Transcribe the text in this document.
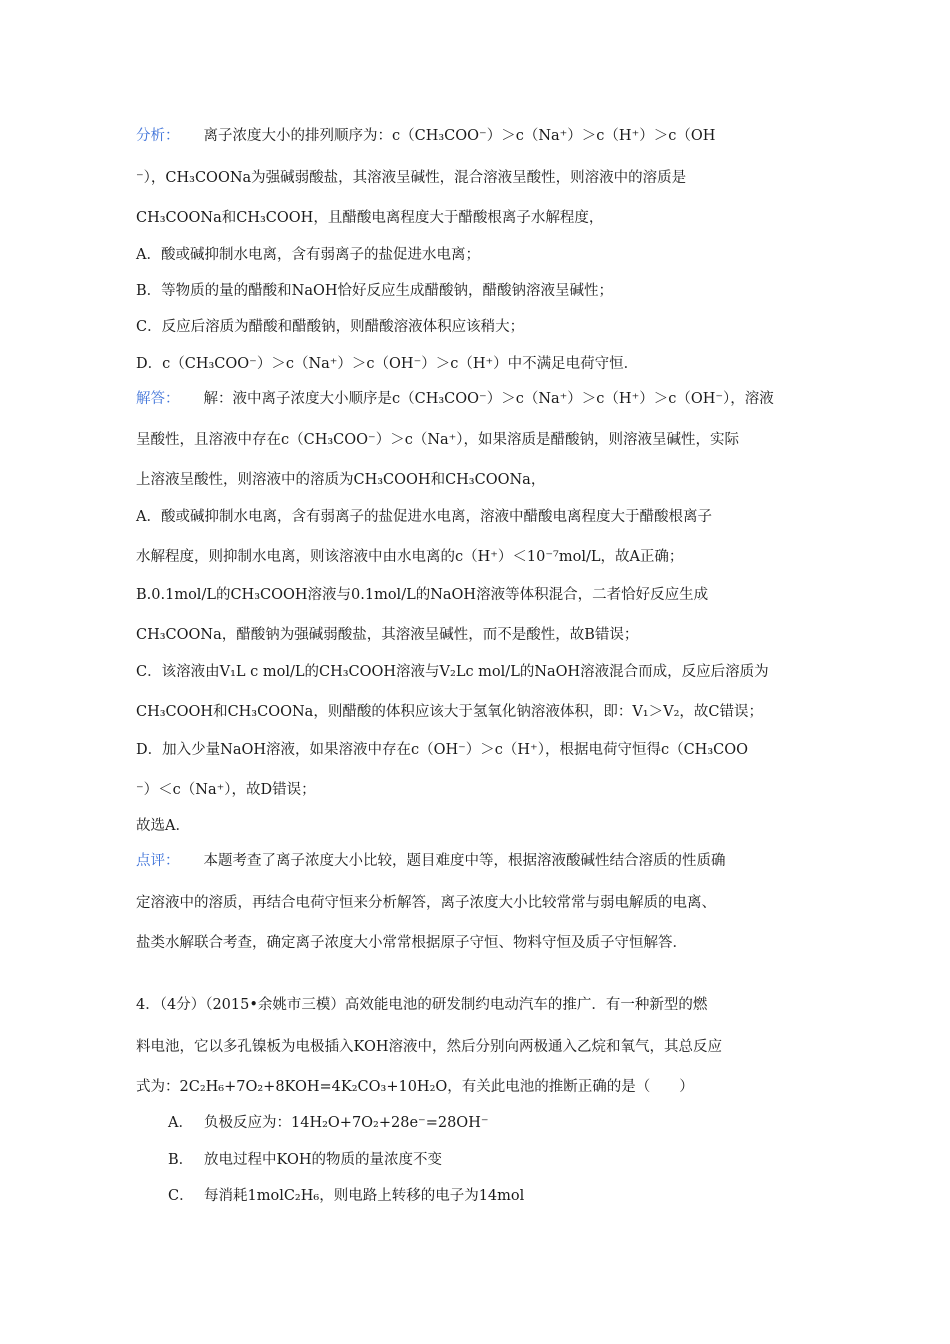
分析： 离子浓度大小的排列顺序为：c（CH₃COO⁻）＞c（Na⁺）＞c（H⁺）＞c（OH
⁻），CH₃COONa为强碱弱酸盐，其溶液呈碱性，混合溶液呈酸性，则溶液中的溶质是
CH₃COONa和CH₃COOH，且醋酸电离程度大于醋酸根离子水解程度，
A．酸或碱抑制水电离，含有弱离子的盐促进水电离；
B．等物质的量的醋酸和NaOH恰好反应生成醋酸钠，醋酸钠溶液呈碱性；
C．反应后溶质为醋酸和醋酸钠，则醋酸溶液体积应该稍大；
D．c（CH₃COO⁻）＞c（Na⁺）＞c（OH⁻）＞c（H⁺）中不满足电荷守恒．
解答： 解：液中离子浓度大小顺序是c（CH₃COO⁻）＞c（Na⁺）＞c（H⁺）＞c（OH⁻），溶液
呈酸性，且溶液中存在c（CH₃COO⁻）＞c（Na⁺），如果溶质是醋酸钠，则溶液呈碱性，实际
上溶液呈酸性，则溶液中的溶质为CH₃COOH和CH₃COONa，
A．酸或碱抑制水电离，含有弱离子的盐促进水电离，溶液中醋酸电离程度大于醋酸根离子
水解程度，则抑制水电离，则该溶液中由水电离的c（H⁺）＜10⁻⁷mol/L，故A正确；
B.0.1mol/L的CH₃COOH溶液与0.1mol/L的NaOH溶液等体积混合，二者恰好反应生成
CH₃COONa，醋酸钠为强碱弱酸盐，其溶液呈碱性，而不是酸性，故B错误；
C．该溶液由V₁L c mol/L的CH₃COOH溶液与V₂Lc mol/L的NaOH溶液混合而成，反应后溶质为
CH₃COOH和CH₃COONa，则醋酸的体积应该大于氢氧化钠溶液体积，即：V₁＞V₂，故C错误；
D．加入少量NaOH溶液，如果溶液中存在c（OH⁻）＞c（H⁺），根据电荷守恒得c（CH₃COO
⁻）＜c（Na⁺），故D错误；
故选A．
点评： 本题考查了离子浓度大小比较，题目难度中等，根据溶液酸碱性结合溶质的性质确
定溶液中的溶质，再结合电荷守恒来分析解答，离子浓度大小比较常常与弱电解质的电离、
盐类水解联合考查，确定离子浓度大小常常根据原子守恒、物料守恒及质子守恒解答．
4．（4分）（2015•余姚市三模）高效能电池的研发制约电动汽车的推广．有一种新型的燃
料电池，它以多孔镍板为电极插入KOH溶液中，然后分别向两极通入乙烷和氧气，其总反应
式为：2C₂H₆+7O₂+8KOH=4K₂CO₃+10H₂O，有关此电池的推断正确的是（　　）
A． 负极反应为：14H₂O+7O₂+28e⁻=28OH⁻
B． 放电过程中KOH的物质的量浓度不变
C． 每消耗1molC₂H₆，则电路上转移的电子为14mol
******************************
**Stated exercise**
Select all lines in the listing that include the word "酸或碱抑制水电离".

**Written reply**
A．酸或碱抑制水电离，含有弱离子的盐促进水电离；
A．酸或碱抑制水电离，含有弱离子的盐促进水电离，溶液中醋酸电离程度大于醋酸根离子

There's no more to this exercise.